Check each line below for the word "pura", and copy those that have it.

________________

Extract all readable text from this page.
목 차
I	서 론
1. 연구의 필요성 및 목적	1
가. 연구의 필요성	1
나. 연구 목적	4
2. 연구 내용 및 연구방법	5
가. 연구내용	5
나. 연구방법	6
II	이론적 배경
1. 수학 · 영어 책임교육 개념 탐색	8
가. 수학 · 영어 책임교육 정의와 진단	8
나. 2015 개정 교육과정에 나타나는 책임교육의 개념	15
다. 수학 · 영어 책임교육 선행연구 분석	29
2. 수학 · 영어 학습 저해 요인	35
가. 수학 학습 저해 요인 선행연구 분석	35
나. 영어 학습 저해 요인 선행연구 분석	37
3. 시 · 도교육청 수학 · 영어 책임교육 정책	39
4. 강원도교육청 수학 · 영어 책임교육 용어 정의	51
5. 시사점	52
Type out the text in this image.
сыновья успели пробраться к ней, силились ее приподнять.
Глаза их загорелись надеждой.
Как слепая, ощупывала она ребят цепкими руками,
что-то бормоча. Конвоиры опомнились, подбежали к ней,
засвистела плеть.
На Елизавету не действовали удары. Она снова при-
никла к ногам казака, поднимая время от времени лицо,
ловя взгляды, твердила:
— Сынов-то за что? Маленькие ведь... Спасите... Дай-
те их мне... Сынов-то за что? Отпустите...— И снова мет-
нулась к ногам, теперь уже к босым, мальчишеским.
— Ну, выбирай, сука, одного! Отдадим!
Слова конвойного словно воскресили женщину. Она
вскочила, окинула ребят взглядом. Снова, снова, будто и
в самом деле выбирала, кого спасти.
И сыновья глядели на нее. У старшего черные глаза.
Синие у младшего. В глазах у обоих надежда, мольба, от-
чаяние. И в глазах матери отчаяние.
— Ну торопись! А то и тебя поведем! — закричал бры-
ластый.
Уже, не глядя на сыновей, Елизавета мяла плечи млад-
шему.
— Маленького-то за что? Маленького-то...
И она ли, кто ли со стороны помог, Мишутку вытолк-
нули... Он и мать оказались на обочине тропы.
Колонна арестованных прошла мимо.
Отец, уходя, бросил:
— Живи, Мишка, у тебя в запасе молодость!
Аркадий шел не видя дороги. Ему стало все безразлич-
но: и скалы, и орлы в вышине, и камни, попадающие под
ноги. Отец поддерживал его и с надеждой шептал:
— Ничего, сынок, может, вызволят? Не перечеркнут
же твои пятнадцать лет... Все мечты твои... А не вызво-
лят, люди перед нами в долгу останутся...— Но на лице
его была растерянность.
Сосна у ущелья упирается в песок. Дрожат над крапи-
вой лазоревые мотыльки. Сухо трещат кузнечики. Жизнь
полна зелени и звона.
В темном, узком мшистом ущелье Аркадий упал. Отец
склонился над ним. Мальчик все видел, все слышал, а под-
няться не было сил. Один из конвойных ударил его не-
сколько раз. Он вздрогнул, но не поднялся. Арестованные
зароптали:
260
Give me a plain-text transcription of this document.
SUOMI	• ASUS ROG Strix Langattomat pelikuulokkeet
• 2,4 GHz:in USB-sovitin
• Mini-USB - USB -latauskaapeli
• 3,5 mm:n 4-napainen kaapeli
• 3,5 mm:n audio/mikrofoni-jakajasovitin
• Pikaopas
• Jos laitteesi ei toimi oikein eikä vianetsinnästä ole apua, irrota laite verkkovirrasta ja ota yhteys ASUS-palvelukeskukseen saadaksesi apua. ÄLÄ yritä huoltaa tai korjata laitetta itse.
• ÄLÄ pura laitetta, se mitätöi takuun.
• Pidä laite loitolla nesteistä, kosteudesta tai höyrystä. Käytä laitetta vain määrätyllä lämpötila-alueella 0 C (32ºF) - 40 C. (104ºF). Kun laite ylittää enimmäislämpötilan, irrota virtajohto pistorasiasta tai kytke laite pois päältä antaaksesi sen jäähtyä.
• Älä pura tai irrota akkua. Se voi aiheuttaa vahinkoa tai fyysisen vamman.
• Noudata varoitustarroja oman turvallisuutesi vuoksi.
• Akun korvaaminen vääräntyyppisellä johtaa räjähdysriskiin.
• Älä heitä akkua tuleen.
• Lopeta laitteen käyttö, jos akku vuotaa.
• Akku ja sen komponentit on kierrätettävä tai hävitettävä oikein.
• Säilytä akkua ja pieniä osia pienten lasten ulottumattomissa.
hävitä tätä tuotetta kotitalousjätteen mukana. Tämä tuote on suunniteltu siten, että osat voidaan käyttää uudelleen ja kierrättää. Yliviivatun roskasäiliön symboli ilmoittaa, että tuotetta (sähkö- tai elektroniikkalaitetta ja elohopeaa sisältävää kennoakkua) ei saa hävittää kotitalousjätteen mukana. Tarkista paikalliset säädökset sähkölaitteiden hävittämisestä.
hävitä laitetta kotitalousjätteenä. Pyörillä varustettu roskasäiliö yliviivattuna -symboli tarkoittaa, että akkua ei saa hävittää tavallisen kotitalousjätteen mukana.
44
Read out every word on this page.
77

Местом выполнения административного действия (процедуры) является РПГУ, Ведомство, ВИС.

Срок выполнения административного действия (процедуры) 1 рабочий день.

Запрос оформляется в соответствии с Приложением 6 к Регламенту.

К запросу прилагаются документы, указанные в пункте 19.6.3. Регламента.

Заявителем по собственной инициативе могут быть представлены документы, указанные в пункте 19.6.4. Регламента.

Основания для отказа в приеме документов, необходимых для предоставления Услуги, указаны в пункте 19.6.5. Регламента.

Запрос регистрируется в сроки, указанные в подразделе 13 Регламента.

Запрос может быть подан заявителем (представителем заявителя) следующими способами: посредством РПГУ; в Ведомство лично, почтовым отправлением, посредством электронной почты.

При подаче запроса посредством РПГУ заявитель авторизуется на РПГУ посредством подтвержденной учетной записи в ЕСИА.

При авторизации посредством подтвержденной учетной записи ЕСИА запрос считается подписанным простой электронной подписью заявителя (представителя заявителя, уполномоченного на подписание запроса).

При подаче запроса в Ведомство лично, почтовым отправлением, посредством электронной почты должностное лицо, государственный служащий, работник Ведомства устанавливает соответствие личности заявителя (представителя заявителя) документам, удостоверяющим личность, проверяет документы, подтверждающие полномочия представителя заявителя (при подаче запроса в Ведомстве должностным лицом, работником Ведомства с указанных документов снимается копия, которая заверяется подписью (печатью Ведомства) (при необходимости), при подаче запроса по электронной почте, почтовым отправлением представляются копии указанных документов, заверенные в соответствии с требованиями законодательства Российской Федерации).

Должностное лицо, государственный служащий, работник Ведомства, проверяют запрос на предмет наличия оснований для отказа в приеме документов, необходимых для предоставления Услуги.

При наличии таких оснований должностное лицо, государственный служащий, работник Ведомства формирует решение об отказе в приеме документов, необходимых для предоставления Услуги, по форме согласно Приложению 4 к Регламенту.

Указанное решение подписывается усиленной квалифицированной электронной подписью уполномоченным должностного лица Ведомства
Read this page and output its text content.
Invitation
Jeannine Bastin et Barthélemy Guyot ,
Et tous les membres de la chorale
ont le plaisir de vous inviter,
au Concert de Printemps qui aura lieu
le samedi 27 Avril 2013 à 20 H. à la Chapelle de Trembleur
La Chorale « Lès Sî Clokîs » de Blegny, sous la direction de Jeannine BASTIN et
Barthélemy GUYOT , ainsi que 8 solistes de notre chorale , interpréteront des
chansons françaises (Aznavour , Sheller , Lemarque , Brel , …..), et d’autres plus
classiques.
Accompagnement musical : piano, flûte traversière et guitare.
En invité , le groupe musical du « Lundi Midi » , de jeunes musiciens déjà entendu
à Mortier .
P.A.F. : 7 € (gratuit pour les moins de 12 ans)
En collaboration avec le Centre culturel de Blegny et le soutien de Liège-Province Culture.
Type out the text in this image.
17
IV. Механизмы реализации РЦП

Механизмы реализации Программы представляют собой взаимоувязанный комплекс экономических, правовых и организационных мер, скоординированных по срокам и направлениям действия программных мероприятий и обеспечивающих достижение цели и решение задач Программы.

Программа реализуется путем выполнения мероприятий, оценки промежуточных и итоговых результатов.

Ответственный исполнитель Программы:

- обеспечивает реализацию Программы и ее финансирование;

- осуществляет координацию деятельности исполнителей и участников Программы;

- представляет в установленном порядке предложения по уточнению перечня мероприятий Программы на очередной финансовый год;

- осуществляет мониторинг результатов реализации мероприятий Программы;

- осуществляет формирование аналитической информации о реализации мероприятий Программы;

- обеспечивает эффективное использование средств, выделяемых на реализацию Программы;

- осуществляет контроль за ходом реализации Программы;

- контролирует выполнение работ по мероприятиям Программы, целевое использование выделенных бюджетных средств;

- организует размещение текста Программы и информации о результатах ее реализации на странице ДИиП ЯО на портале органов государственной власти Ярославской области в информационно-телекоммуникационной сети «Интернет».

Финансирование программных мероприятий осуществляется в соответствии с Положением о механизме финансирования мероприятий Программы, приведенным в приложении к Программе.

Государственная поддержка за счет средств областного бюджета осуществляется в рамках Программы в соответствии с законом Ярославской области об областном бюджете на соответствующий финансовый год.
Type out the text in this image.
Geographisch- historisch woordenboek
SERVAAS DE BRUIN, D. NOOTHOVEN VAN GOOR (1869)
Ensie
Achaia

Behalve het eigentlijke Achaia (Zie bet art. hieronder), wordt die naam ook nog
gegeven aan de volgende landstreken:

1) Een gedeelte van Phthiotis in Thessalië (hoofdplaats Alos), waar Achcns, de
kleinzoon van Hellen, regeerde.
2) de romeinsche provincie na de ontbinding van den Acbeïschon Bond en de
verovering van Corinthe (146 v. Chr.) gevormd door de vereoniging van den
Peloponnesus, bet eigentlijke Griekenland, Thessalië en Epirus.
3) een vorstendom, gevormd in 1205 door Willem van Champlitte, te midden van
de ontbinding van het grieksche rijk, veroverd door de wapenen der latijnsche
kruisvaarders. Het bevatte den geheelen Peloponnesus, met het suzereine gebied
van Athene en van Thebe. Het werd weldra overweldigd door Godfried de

________________

▸ **In response**:
• ÄLÄ pura laitetta, se mitätöi takuun.
• Älä pura tai irrota akkua. Se voi aiheuttaa vahinkoa tai fyysisen vamman.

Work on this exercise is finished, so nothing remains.